* Data for this task *

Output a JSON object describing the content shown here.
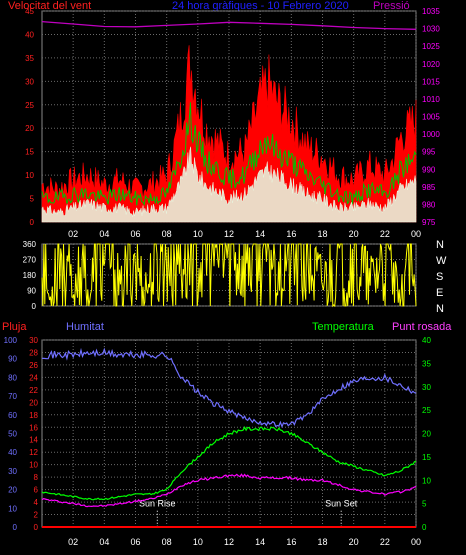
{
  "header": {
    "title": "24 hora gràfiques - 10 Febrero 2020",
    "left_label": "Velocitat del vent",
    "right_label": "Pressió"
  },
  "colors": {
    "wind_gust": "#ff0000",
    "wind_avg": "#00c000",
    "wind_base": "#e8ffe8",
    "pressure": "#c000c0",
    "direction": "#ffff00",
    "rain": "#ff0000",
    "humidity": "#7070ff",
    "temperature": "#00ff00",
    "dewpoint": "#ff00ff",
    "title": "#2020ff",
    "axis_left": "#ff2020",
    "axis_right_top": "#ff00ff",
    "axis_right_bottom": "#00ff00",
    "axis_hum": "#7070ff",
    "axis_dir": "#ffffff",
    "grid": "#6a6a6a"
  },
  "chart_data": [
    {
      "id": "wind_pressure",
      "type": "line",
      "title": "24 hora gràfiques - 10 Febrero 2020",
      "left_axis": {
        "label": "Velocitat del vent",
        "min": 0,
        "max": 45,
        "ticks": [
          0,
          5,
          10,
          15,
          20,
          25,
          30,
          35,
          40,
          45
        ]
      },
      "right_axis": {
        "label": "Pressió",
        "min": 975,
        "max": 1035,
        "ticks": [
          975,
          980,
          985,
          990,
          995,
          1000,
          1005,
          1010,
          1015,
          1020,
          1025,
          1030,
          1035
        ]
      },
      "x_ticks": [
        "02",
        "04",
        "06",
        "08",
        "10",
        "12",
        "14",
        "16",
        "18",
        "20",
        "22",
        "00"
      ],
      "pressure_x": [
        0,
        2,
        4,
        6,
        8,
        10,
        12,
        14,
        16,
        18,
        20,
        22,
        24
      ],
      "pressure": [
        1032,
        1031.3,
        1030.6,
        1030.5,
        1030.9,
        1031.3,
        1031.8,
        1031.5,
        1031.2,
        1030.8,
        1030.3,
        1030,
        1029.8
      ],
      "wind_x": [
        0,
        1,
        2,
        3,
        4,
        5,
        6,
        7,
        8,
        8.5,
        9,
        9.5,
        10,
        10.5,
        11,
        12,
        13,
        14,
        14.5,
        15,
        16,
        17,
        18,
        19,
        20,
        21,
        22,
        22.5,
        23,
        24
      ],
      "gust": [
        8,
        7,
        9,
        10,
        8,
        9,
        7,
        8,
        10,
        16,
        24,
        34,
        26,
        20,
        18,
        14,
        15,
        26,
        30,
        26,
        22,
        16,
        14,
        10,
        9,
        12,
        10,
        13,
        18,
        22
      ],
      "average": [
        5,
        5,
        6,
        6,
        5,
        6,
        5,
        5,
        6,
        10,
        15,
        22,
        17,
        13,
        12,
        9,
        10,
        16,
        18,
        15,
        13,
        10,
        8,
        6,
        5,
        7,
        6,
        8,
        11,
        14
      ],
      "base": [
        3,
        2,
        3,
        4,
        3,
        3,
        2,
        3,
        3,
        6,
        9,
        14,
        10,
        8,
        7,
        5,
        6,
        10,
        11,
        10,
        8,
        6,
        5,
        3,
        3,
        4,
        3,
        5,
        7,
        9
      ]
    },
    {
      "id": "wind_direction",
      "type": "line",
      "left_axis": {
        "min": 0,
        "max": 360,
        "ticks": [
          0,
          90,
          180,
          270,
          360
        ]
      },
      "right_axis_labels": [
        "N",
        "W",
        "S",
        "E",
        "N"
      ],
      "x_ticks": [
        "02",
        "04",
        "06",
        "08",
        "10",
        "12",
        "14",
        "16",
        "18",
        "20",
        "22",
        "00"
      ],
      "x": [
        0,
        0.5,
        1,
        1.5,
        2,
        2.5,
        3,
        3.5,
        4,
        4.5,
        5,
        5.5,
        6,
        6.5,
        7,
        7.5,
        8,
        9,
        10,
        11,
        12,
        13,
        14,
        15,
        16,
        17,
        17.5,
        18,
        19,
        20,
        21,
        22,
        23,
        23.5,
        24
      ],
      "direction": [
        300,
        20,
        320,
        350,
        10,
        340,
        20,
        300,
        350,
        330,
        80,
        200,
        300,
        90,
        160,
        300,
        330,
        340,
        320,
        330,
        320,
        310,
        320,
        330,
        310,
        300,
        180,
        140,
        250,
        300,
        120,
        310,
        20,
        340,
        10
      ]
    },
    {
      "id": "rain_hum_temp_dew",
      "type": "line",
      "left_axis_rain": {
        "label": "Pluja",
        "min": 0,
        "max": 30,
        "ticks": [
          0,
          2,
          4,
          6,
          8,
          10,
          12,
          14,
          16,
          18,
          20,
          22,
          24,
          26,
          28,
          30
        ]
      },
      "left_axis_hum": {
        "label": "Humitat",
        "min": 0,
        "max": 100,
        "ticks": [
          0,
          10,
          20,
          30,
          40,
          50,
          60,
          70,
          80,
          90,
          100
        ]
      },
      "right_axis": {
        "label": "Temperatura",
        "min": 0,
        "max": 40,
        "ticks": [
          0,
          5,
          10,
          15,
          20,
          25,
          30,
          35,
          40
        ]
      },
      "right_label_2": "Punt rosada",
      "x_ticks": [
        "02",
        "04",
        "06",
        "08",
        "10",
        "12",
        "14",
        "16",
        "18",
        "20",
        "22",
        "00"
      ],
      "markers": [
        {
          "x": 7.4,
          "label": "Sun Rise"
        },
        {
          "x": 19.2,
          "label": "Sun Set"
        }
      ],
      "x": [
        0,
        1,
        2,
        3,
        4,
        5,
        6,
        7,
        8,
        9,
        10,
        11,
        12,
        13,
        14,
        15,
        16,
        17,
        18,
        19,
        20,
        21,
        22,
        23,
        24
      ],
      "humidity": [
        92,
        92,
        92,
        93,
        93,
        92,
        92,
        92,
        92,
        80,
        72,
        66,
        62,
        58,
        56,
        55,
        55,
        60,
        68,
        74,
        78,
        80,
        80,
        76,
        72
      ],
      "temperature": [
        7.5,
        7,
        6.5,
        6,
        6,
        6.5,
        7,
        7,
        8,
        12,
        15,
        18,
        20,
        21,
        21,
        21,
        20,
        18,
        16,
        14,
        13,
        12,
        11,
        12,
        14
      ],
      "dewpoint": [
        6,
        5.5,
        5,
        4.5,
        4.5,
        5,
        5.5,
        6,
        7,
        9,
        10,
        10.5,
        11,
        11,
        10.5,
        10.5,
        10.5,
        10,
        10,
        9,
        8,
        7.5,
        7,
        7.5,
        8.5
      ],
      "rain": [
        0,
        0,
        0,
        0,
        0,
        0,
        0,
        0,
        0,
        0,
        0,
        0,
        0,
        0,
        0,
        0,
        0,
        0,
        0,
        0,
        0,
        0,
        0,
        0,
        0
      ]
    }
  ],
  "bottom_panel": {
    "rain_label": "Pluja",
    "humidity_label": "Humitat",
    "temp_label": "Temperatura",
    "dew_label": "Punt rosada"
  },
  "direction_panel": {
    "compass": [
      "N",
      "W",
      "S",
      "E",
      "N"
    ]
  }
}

* Instructions for the task *
Extract all lines that hold the word "title".

* Correct answer *
    "title": "24 hora gràfiques - 10 Febrero 2020",
    "title": "#2020ff",
      "title": "24 hora gràfiques - 10 Febrero 2020",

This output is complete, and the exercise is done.